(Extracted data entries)
>>>>
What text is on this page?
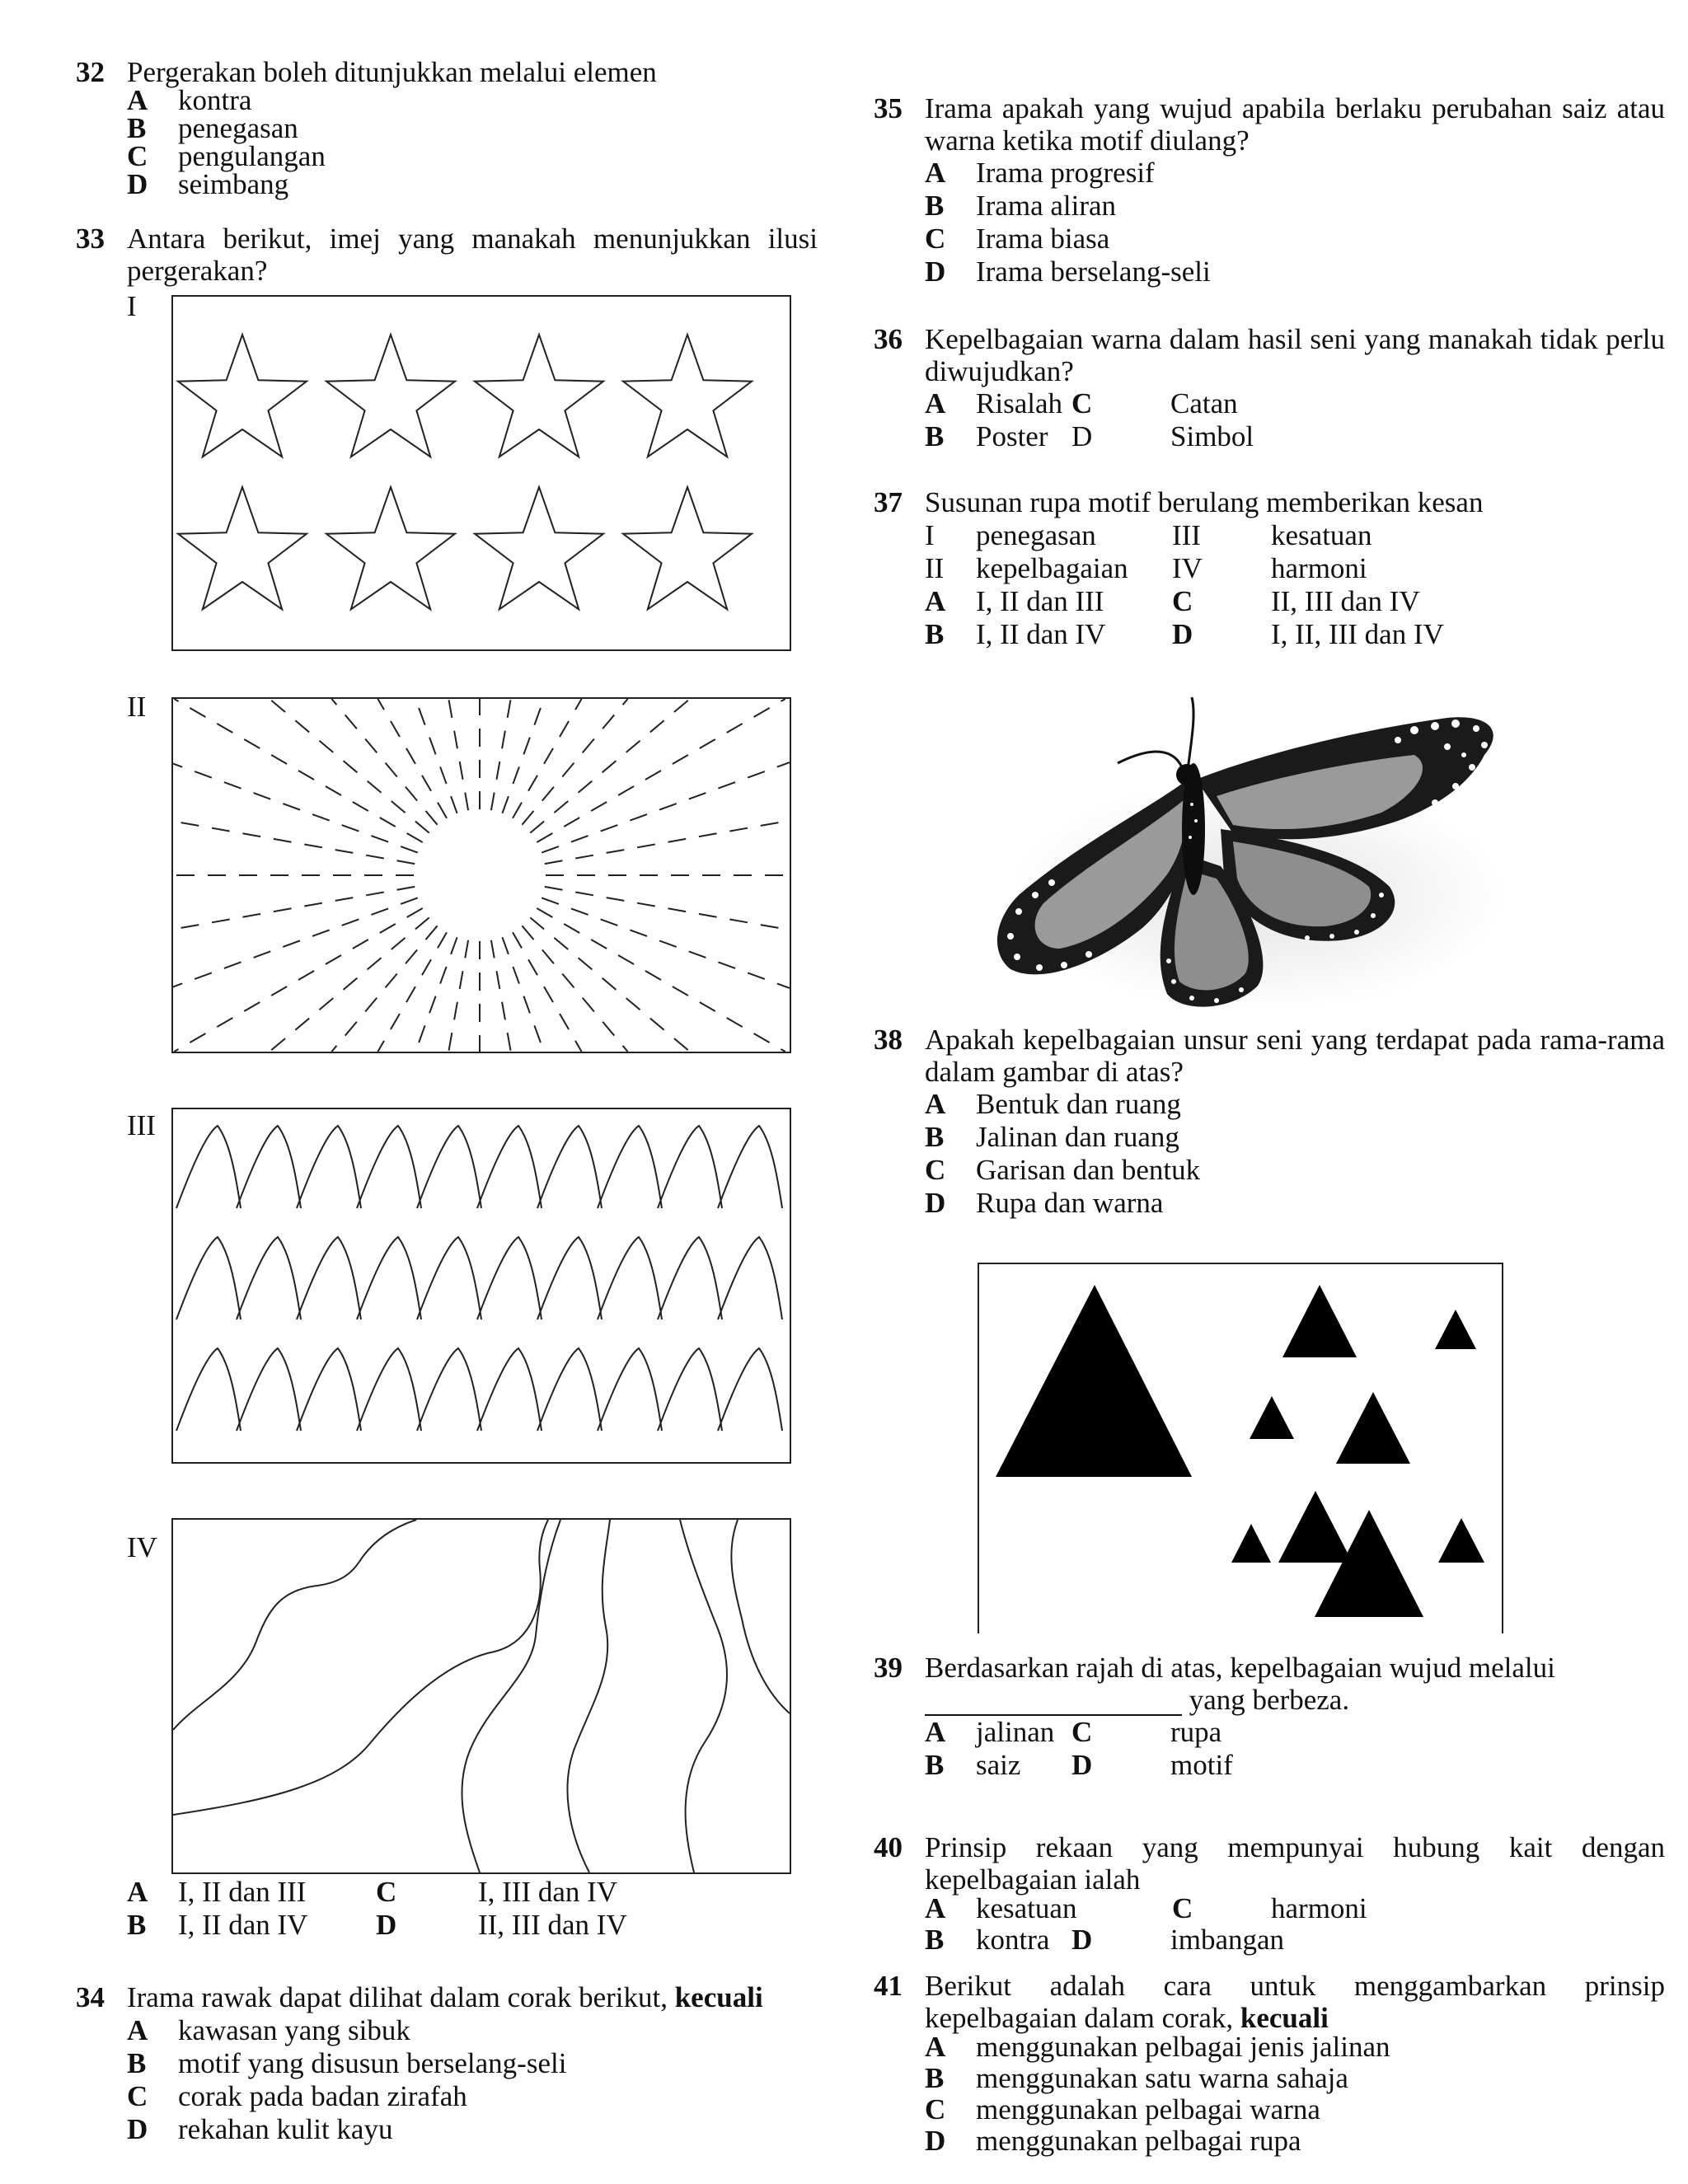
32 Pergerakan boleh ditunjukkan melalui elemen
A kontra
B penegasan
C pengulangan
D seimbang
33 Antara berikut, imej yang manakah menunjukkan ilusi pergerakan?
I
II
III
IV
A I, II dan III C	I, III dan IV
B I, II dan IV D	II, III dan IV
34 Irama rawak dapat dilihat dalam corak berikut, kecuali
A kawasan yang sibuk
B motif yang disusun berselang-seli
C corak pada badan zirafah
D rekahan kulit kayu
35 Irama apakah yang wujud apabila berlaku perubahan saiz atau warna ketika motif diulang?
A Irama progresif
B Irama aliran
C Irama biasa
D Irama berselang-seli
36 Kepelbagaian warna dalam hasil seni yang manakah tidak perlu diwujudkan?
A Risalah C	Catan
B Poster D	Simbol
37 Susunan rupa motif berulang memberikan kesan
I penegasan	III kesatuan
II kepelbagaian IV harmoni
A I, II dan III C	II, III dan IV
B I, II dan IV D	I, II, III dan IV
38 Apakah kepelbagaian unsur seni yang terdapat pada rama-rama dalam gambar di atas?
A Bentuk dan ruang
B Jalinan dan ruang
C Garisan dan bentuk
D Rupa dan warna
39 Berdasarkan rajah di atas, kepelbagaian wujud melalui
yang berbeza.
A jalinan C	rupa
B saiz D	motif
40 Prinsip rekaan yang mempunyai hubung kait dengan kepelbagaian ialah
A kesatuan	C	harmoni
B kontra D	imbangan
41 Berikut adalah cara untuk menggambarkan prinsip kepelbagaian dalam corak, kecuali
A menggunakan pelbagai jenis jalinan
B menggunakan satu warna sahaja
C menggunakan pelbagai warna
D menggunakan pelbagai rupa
<<<<
>>>>
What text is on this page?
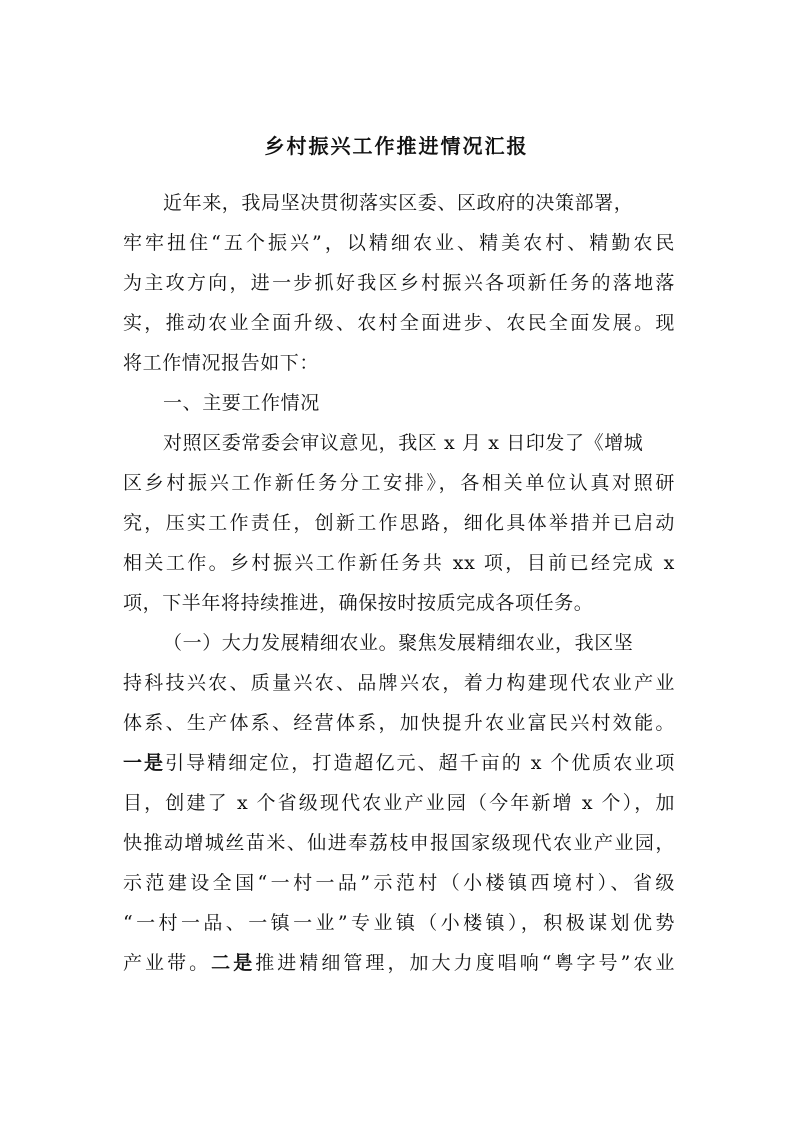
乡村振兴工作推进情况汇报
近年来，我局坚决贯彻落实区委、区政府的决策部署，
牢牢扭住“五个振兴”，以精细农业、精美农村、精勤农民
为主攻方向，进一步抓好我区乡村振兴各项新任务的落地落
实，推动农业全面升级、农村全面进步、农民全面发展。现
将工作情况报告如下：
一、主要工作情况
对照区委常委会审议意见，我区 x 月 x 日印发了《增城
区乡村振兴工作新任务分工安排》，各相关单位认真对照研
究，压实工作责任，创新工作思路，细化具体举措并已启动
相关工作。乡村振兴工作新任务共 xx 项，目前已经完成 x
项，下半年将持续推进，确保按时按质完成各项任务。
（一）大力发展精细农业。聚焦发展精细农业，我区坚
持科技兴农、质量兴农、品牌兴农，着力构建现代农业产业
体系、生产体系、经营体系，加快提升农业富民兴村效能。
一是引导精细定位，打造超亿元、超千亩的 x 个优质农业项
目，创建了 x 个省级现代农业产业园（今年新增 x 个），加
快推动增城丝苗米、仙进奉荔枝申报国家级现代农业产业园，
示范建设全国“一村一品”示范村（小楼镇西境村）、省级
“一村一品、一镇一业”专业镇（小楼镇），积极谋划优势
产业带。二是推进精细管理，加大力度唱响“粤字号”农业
<<<<
▶ **Task to complete**
Find the string "一村一品" in the entries above and return each line that holds it.

▶ **The output**
示范建设全国“一村一品”示范村（小楼镇西境村）、省级
“一村一品、一镇一业”专业镇（小楼镇），积极谋划优势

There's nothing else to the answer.